## INFORMATION GIVEN:
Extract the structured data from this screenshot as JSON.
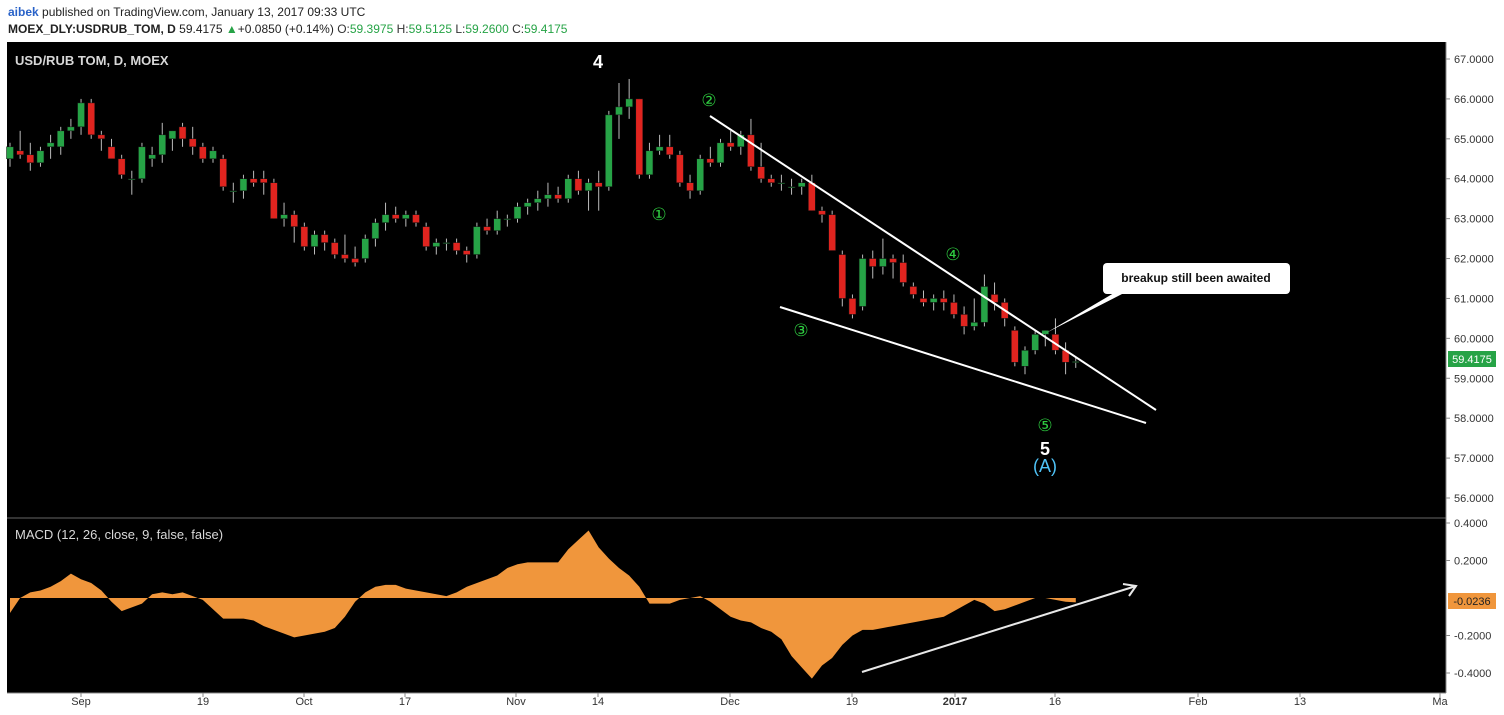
{
  "header": {
    "author": "aibek",
    "published": "published on TradingView.com, January 13, 2017 09:33 UTC",
    "symbol": "MOEX_DLY:USDRUB_TOM, D",
    "last": "59.4175",
    "change": "+0.0850 (+0.14%)",
    "open_label": "O:",
    "open": "59.3975",
    "high_label": "H:",
    "high": "59.5125",
    "low_label": "L:",
    "low": "59.2600",
    "close_label": "C:",
    "close": "59.4175"
  },
  "colors": {
    "up": "#26a346",
    "down": "#e0241f",
    "macd_fill": "#f0963c",
    "wave_green": "#2ecc40",
    "wave_cyan": "#4fc3f7",
    "last_price_bg": "#26a346",
    "macd_value_bg": "#f0963c"
  },
  "chart_data": [
    {
      "type": "candlestick",
      "title": "USD/RUB TOM, D, MOEX",
      "ylim": [
        55.5,
        67.3
      ],
      "y_ticks": [
        "67.0000",
        "66.0000",
        "65.0000",
        "64.0000",
        "63.0000",
        "62.0000",
        "61.0000",
        "60.0000",
        "59.0000",
        "58.0000",
        "57.0000",
        "56.0000"
      ],
      "x_ticks": [
        "Sep",
        "19",
        "Oct",
        "17",
        "Nov",
        "14",
        "Dec",
        "19",
        "2017",
        "16",
        "Feb",
        "13",
        "Ma"
      ],
      "last_price_label": "59.4175",
      "candles": [
        [
          64.5,
          64.9,
          64.3,
          64.8
        ],
        [
          64.7,
          65.2,
          64.5,
          64.6
        ],
        [
          64.6,
          64.9,
          64.2,
          64.4
        ],
        [
          64.4,
          64.8,
          64.3,
          64.7
        ],
        [
          64.8,
          65.1,
          64.5,
          64.9
        ],
        [
          64.8,
          65.3,
          64.6,
          65.2
        ],
        [
          65.2,
          65.5,
          65.0,
          65.3
        ],
        [
          65.3,
          66.0,
          65.1,
          65.9
        ],
        [
          65.9,
          66.0,
          65.0,
          65.1
        ],
        [
          65.1,
          65.2,
          64.7,
          65.0
        ],
        [
          64.8,
          65.0,
          64.5,
          64.5
        ],
        [
          64.5,
          64.6,
          64.0,
          64.1
        ],
        [
          64.0,
          64.2,
          63.6,
          64.0
        ],
        [
          64.0,
          64.9,
          63.9,
          64.8
        ],
        [
          64.5,
          64.8,
          64.3,
          64.6
        ],
        [
          64.6,
          65.4,
          64.4,
          65.1
        ],
        [
          65.0,
          65.2,
          64.7,
          65.2
        ],
        [
          65.3,
          65.4,
          64.8,
          65.0
        ],
        [
          65.0,
          65.3,
          64.6,
          64.8
        ],
        [
          64.8,
          64.9,
          64.4,
          64.5
        ],
        [
          64.5,
          64.8,
          64.4,
          64.7
        ],
        [
          64.5,
          64.6,
          63.7,
          63.8
        ],
        [
          63.7,
          63.9,
          63.4,
          63.7
        ],
        [
          63.7,
          64.1,
          63.5,
          64.0
        ],
        [
          64.0,
          64.2,
          63.8,
          63.9
        ],
        [
          64.0,
          64.2,
          63.6,
          63.9
        ],
        [
          63.9,
          64.0,
          63.0,
          63.0
        ],
        [
          63.0,
          63.4,
          62.8,
          63.1
        ],
        [
          63.1,
          63.2,
          62.4,
          62.8
        ],
        [
          62.8,
          62.9,
          62.2,
          62.3
        ],
        [
          62.3,
          62.7,
          62.1,
          62.6
        ],
        [
          62.6,
          62.7,
          62.2,
          62.4
        ],
        [
          62.4,
          62.5,
          62.0,
          62.1
        ],
        [
          62.1,
          62.6,
          61.9,
          62.0
        ],
        [
          62.0,
          62.3,
          61.8,
          61.9
        ],
        [
          62.0,
          62.6,
          61.9,
          62.5
        ],
        [
          62.5,
          63.0,
          62.3,
          62.9
        ],
        [
          62.9,
          63.4,
          62.7,
          63.1
        ],
        [
          63.1,
          63.3,
          62.9,
          63.0
        ],
        [
          63.0,
          63.2,
          62.8,
          63.1
        ],
        [
          63.1,
          63.2,
          62.8,
          62.9
        ],
        [
          62.8,
          62.9,
          62.2,
          62.3
        ],
        [
          62.3,
          62.5,
          62.1,
          62.4
        ],
        [
          62.4,
          62.5,
          62.2,
          62.4
        ],
        [
          62.4,
          62.5,
          62.1,
          62.2
        ],
        [
          62.2,
          62.3,
          61.9,
          62.1
        ],
        [
          62.1,
          62.9,
          62.0,
          62.8
        ],
        [
          62.8,
          63.0,
          62.6,
          62.7
        ],
        [
          62.7,
          63.2,
          62.6,
          63.0
        ],
        [
          63.0,
          63.1,
          62.8,
          63.0
        ],
        [
          63.0,
          63.4,
          62.9,
          63.3
        ],
        [
          63.3,
          63.5,
          63.1,
          63.4
        ],
        [
          63.4,
          63.7,
          63.2,
          63.5
        ],
        [
          63.5,
          63.9,
          63.3,
          63.6
        ],
        [
          63.6,
          63.8,
          63.4,
          63.5
        ],
        [
          63.5,
          64.1,
          63.4,
          64.0
        ],
        [
          64.0,
          64.2,
          63.6,
          63.7
        ],
        [
          63.7,
          64.0,
          63.2,
          63.9
        ],
        [
          63.9,
          64.2,
          63.2,
          63.8
        ],
        [
          63.8,
          65.7,
          63.7,
          65.6
        ],
        [
          65.6,
          66.4,
          65.0,
          65.8
        ],
        [
          65.8,
          66.5,
          65.5,
          66.0
        ],
        [
          66.0,
          66.0,
          64.0,
          64.1
        ],
        [
          64.1,
          64.9,
          64.0,
          64.7
        ],
        [
          64.7,
          65.1,
          64.6,
          64.8
        ],
        [
          64.8,
          65.1,
          64.5,
          64.6
        ],
        [
          64.6,
          64.7,
          63.8,
          63.9
        ],
        [
          63.9,
          64.1,
          63.5,
          63.7
        ],
        [
          63.7,
          64.6,
          63.6,
          64.5
        ],
        [
          64.5,
          64.8,
          64.3,
          64.4
        ],
        [
          64.4,
          65.0,
          64.3,
          64.9
        ],
        [
          64.9,
          65.2,
          64.7,
          64.8
        ],
        [
          64.8,
          65.2,
          64.6,
          65.1
        ],
        [
          65.1,
          65.5,
          64.2,
          64.3
        ],
        [
          64.3,
          64.9,
          63.9,
          64.0
        ],
        [
          64.0,
          64.1,
          63.8,
          63.9
        ],
        [
          63.9,
          64.1,
          63.7,
          63.9
        ],
        [
          63.8,
          64.0,
          63.6,
          63.8
        ],
        [
          63.8,
          64.0,
          63.6,
          63.9
        ],
        [
          63.9,
          64.1,
          63.2,
          63.2
        ],
        [
          63.2,
          63.3,
          62.9,
          63.1
        ],
        [
          63.1,
          63.2,
          62.3,
          62.2
        ],
        [
          62.1,
          62.2,
          60.8,
          61.0
        ],
        [
          61.0,
          61.1,
          60.5,
          60.6
        ],
        [
          60.8,
          62.1,
          60.7,
          62.0
        ],
        [
          62.0,
          62.2,
          61.5,
          61.8
        ],
        [
          61.8,
          62.5,
          61.6,
          62.0
        ],
        [
          62.0,
          62.1,
          61.5,
          61.9
        ],
        [
          61.9,
          62.1,
          61.3,
          61.4
        ],
        [
          61.3,
          61.4,
          61.0,
          61.1
        ],
        [
          61.0,
          61.2,
          60.8,
          60.9
        ],
        [
          60.9,
          61.1,
          60.7,
          61.0
        ],
        [
          61.0,
          61.2,
          60.7,
          60.9
        ],
        [
          60.9,
          61.1,
          60.5,
          60.6
        ],
        [
          60.6,
          60.8,
          60.1,
          60.3
        ],
        [
          60.3,
          61.0,
          60.2,
          60.4
        ],
        [
          60.4,
          61.6,
          60.3,
          61.3
        ],
        [
          61.1,
          61.4,
          60.7,
          60.9
        ],
        [
          60.9,
          61.0,
          60.3,
          60.5
        ],
        [
          60.2,
          60.3,
          59.3,
          59.4
        ],
        [
          59.3,
          59.8,
          59.1,
          59.7
        ],
        [
          59.7,
          60.2,
          59.6,
          60.1
        ],
        [
          60.1,
          60.2,
          59.8,
          60.2
        ],
        [
          60.1,
          60.5,
          59.6,
          59.7
        ],
        [
          59.7,
          59.9,
          59.1,
          59.4
        ],
        [
          59.4,
          59.51,
          59.26,
          59.42
        ]
      ],
      "wave_labels": [
        "4",
        "①",
        "②",
        "③",
        "④",
        "⑤",
        "5",
        "(A)"
      ],
      "annotation": "breakup still been awaited"
    },
    {
      "type": "area",
      "title": "MACD (12, 26, close, 9, false, false)",
      "ylim": [
        -0.45,
        0.42
      ],
      "y_ticks": [
        "0.4000",
        "0.2000",
        "-0.2000",
        "-0.4000"
      ],
      "last_value_label": "-0.0236",
      "values": [
        -0.08,
        0.0,
        0.03,
        0.04,
        0.06,
        0.09,
        0.13,
        0.1,
        0.08,
        0.04,
        -0.02,
        -0.07,
        -0.05,
        -0.03,
        0.02,
        0.03,
        0.02,
        0.03,
        0.01,
        -0.01,
        -0.06,
        -0.11,
        -0.11,
        -0.11,
        -0.12,
        -0.15,
        -0.17,
        -0.19,
        -0.21,
        -0.2,
        -0.19,
        -0.18,
        -0.16,
        -0.1,
        -0.02,
        0.03,
        0.06,
        0.07,
        0.07,
        0.05,
        0.04,
        0.03,
        0.02,
        0.01,
        0.03,
        0.06,
        0.08,
        0.1,
        0.12,
        0.16,
        0.18,
        0.19,
        0.19,
        0.19,
        0.19,
        0.26,
        0.31,
        0.36,
        0.27,
        0.21,
        0.16,
        0.12,
        0.06,
        -0.03,
        -0.03,
        -0.03,
        -0.01,
        0.0,
        0.01,
        -0.02,
        -0.06,
        -0.1,
        -0.12,
        -0.13,
        -0.16,
        -0.18,
        -0.22,
        -0.31,
        -0.37,
        -0.43,
        -0.36,
        -0.32,
        -0.25,
        -0.2,
        -0.17,
        -0.17,
        -0.16,
        -0.15,
        -0.14,
        -0.13,
        -0.12,
        -0.11,
        -0.1,
        -0.07,
        -0.04,
        -0.01,
        -0.03,
        -0.07,
        -0.06,
        -0.04,
        -0.02,
        0.0,
        0.0,
        -0.01,
        -0.02,
        -0.0236
      ]
    }
  ]
}
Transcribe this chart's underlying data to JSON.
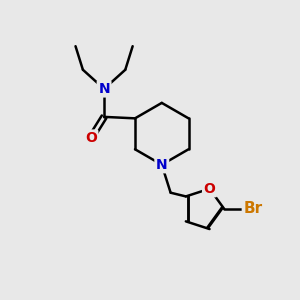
{
  "background_color": "#e8e8e8",
  "bond_color": "#000000",
  "bond_width": 1.8,
  "atom_colors": {
    "N": "#0000cc",
    "O": "#cc0000",
    "Br": "#cc7700",
    "C": "#000000"
  },
  "font_size_atom": 10,
  "font_size_br": 11,
  "figsize": [
    3.0,
    3.0
  ],
  "dpi": 100
}
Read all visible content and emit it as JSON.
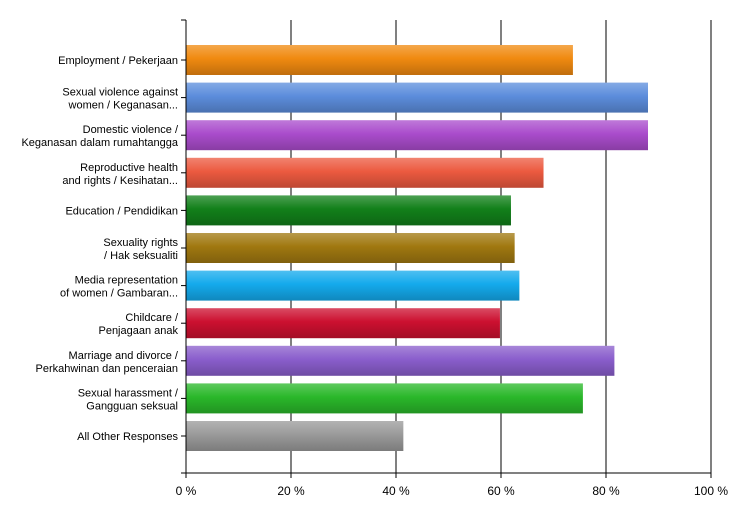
{
  "chart_data": {
    "type": "bar",
    "orientation": "horizontal",
    "title": "",
    "xlabel": "",
    "ylabel": "",
    "xlim": [
      0,
      100
    ],
    "grid": true,
    "legend": "none",
    "tick_labels": [
      "0 %",
      "20 %",
      "40 %",
      "60 %",
      "80 %",
      "100 %"
    ],
    "tick_values": [
      0,
      20,
      40,
      60,
      80,
      100
    ],
    "categories": [
      [
        "Employment / Pekerjaan"
      ],
      [
        "Sexual violence against",
        "women / Keganasan..."
      ],
      [
        "Domestic violence /",
        "Keganasan dalam rumahtangga"
      ],
      [
        "Reproductive health",
        "and rights / Kesihatan..."
      ],
      [
        "Education / Pendidikan"
      ],
      [
        "Sexuality rights",
        "/ Hak seksualiti"
      ],
      [
        "Media representation",
        "of women / Gambaran..."
      ],
      [
        "Childcare /",
        "Penjagaan anak"
      ],
      [
        "Marriage and divorce /",
        "Perkahwinan dan penceraian"
      ],
      [
        "Sexual harassment /",
        "Gangguan seksual"
      ],
      [
        "All Other Responses"
      ]
    ],
    "values": [
      73.7,
      88.0,
      88.0,
      68.1,
      61.9,
      62.6,
      63.5,
      59.8,
      81.6,
      75.6,
      41.4
    ],
    "colors": [
      "#f08a10",
      "#5c8ddc",
      "#aa4ccc",
      "#ec5a40",
      "#12801a",
      "#a07810",
      "#14aaec",
      "#cc1030",
      "#8a5ecc",
      "#2ab82a",
      "#9a9a9a"
    ]
  }
}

## TASK GOAL:
Looking at the records above, extract only the lines from the one with "Read all visible content and emit it as JSON." through the last line, exactly, with the pictures left out.

## ANSWER TO THIS EXERCISE:
Read all visible content and emit it as JSON.
{
  "chart_data": {
    "type": "bar",
    "orientation": "horizontal",
    "title": "",
    "xlabel": "",
    "ylabel": "",
    "xlim": [
      0,
      100
    ],
    "grid": true,
    "legend": "none",
    "tick_labels": [
      "0 %",
      "20 %",
      "40 %",
      "60 %",
      "80 %",
      "100 %"
    ],
    "tick_values": [
      0,
      20,
      40,
      60,
      80,
      100
    ],
    "categories": [
      [
        "Employment / Pekerjaan"
      ],
      [
        "Sexual violence against",
        "women / Keganasan..."
      ],
      [
        "Domestic violence /",
        "Keganasan dalam rumahtangga"
      ],
      [
        "Reproductive health",
        "and rights / Kesihatan..."
      ],
      [
        "Education / Pendidikan"
      ],
      [
        "Sexuality rights",
        "/ Hak seksualiti"
      ],
      [
        "Media representation",
        "of women / Gambaran..."
      ],
      [
        "Childcare /",
        "Penjagaan anak"
      ],
      [
        "Marriage and divorce /",
        "Perkahwinan dan penceraian"
      ],
      [
        "Sexual harassment /",
        "Gangguan seksual"
      ],
      [
        "All Other Responses"
      ]
    ],
    "values": [
      73.7,
      88.0,
      88.0,
      68.1,
      61.9,
      62.6,
      63.5,
      59.8,
      81.6,
      75.6,
      41.4
    ],
    "colors": [
      "#f08a10",
      "#5c8ddc",
      "#aa4ccc",
      "#ec5a40",
      "#12801a",
      "#a07810",
      "#14aaec",
      "#cc1030",
      "#8a5ecc",
      "#2ab82a",
      "#9a9a9a"
    ]
  }
}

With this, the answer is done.